- _AIM OF THE TASK_: Give the data below again exactly as it stands. Omit the pictures.

- _EXTRACTED DATA_:
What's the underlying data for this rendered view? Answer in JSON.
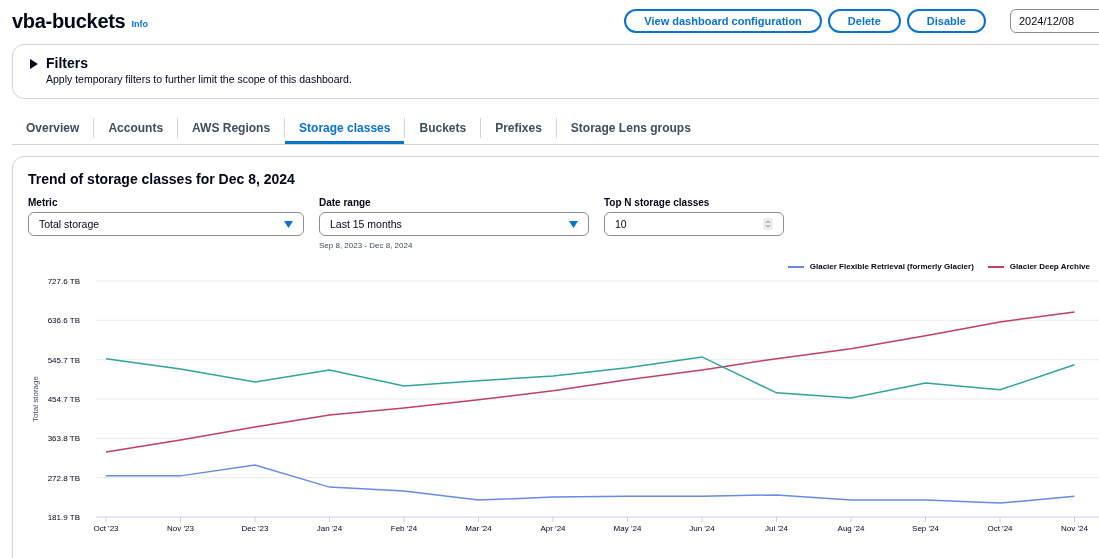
{
  "header": {
    "title": "vba-buckets",
    "info_link": "Info",
    "buttons": [
      "View dashboard configuration",
      "Delete",
      "Disable"
    ],
    "date_field": {
      "value": "2024/12/08"
    }
  },
  "filters": {
    "title": "Filters",
    "expanded": false,
    "description": "Apply temporary filters to further limit the scope of this dashboard."
  },
  "tabs": [
    {
      "label": "Overview",
      "selected": false
    },
    {
      "label": "Accounts",
      "selected": false
    },
    {
      "label": "AWS Regions",
      "selected": false
    },
    {
      "label": "Storage classes",
      "selected": true
    },
    {
      "label": "Buckets",
      "selected": false
    },
    {
      "label": "Prefixes",
      "selected": false
    },
    {
      "label": "Storage Lens groups",
      "selected": false
    }
  ],
  "panel": {
    "title": "Trend of storage classes for Dec 8, 2024",
    "controls": [
      {
        "kind": "select",
        "label": "Metric",
        "value": "Total storage"
      },
      {
        "kind": "select",
        "label": "Date range",
        "value": "Last 15 months",
        "hint": "Sep 8, 2023 - Dec 8, 2024"
      },
      {
        "kind": "number",
        "label": "Top N storage classes",
        "value": "10"
      }
    ],
    "chart_data": {
      "type": "line",
      "ylabel": "Total storage",
      "categories": [
        "Oct '23",
        "Nov '23",
        "Dec '23",
        "Jan '24",
        "Feb '24",
        "Mar '24",
        "Apr '24",
        "May '24",
        "Jun '24",
        "Jul '24",
        "Aug '24",
        "Sep '24",
        "Oct '24",
        "Nov '24"
      ],
      "yticks": [
        {
          "value": 181.9,
          "label": "181.9 TB"
        },
        {
          "value": 272.8,
          "label": "272.8 TB"
        },
        {
          "value": 363.8,
          "label": "363.8 TB"
        },
        {
          "value": 454.7,
          "label": "454.7 TB"
        },
        {
          "value": 545.7,
          "label": "545.7 TB"
        },
        {
          "value": 636.6,
          "label": "636.6 TB"
        },
        {
          "value": 727.6,
          "label": "727.6 TB"
        }
      ],
      "ylim": [
        181.9,
        727.6
      ],
      "grid": true,
      "series": [
        {
          "name": "Glacier Flexible Retrieval (formerly Glacier)",
          "color": "#688ae8",
          "values": [
            277,
            277,
            302,
            251,
            242,
            221,
            228,
            230,
            230,
            233,
            221,
            221,
            214,
            230
          ]
        },
        {
          "name": "Glacier Deep Archive",
          "color": "#c33d69",
          "values": [
            332,
            360,
            390,
            418,
            434,
            453,
            474,
            499,
            522,
            548,
            571,
            601,
            633,
            656
          ]
        },
        {
          "color": "#2ea597",
          "values": [
            548,
            524,
            494,
            522,
            485,
            497,
            508,
            527,
            552,
            469,
            457,
            492,
            476,
            534
          ]
        }
      ]
    }
  }
}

- _SOLUTION FOR THIS TASK_:
What's the underlying data for this rendered view? Answer in JSON.
{
  "header": {
    "title": "vba-buckets",
    "info_link": "Info",
    "buttons": [
      "View dashboard configuration",
      "Delete",
      "Disable"
    ],
    "date_field": {
      "value": "2024/12/08"
    }
  },
  "filters": {
    "title": "Filters",
    "expanded": false,
    "description": "Apply temporary filters to further limit the scope of this dashboard."
  },
  "tabs": [
    {
      "label": "Overview",
      "selected": false
    },
    {
      "label": "Accounts",
      "selected": false
    },
    {
      "label": "AWS Regions",
      "selected": false
    },
    {
      "label": "Storage classes",
      "selected": true
    },
    {
      "label": "Buckets",
      "selected": false
    },
    {
      "label": "Prefixes",
      "selected": false
    },
    {
      "label": "Storage Lens groups",
      "selected": false
    }
  ],
  "panel": {
    "title": "Trend of storage classes for Dec 8, 2024",
    "controls": [
      {
        "kind": "select",
        "label": "Metric",
        "value": "Total storage"
      },
      {
        "kind": "select",
        "label": "Date range",
        "value": "Last 15 months",
        "hint": "Sep 8, 2023 - Dec 8, 2024"
      },
      {
        "kind": "number",
        "label": "Top N storage classes",
        "value": "10"
      }
    ],
    "chart_data": {
      "type": "line",
      "ylabel": "Total storage",
      "categories": [
        "Oct '23",
        "Nov '23",
        "Dec '23",
        "Jan '24",
        "Feb '24",
        "Mar '24",
        "Apr '24",
        "May '24",
        "Jun '24",
        "Jul '24",
        "Aug '24",
        "Sep '24",
        "Oct '24",
        "Nov '24"
      ],
      "yticks": [
        {
          "value": 181.9,
          "label": "181.9 TB"
        },
        {
          "value": 272.8,
          "label": "272.8 TB"
        },
        {
          "value": 363.8,
          "label": "363.8 TB"
        },
        {
          "value": 454.7,
          "label": "454.7 TB"
        },
        {
          "value": 545.7,
          "label": "545.7 TB"
        },
        {
          "value": 636.6,
          "label": "636.6 TB"
        },
        {
          "value": 727.6,
          "label": "727.6 TB"
        }
      ],
      "ylim": [
        181.9,
        727.6
      ],
      "grid": true,
      "series": [
        {
          "name": "Glacier Flexible Retrieval (formerly Glacier)",
          "color": "#688ae8",
          "values": [
            277,
            277,
            302,
            251,
            242,
            221,
            228,
            230,
            230,
            233,
            221,
            221,
            214,
            230
          ]
        },
        {
          "name": "Glacier Deep Archive",
          "color": "#c33d69",
          "values": [
            332,
            360,
            390,
            418,
            434,
            453,
            474,
            499,
            522,
            548,
            571,
            601,
            633,
            656
          ]
        },
        {
          "color": "#2ea597",
          "values": [
            548,
            524,
            494,
            522,
            485,
            497,
            508,
            527,
            552,
            469,
            457,
            492,
            476,
            534
          ]
        }
      ]
    }
  }
}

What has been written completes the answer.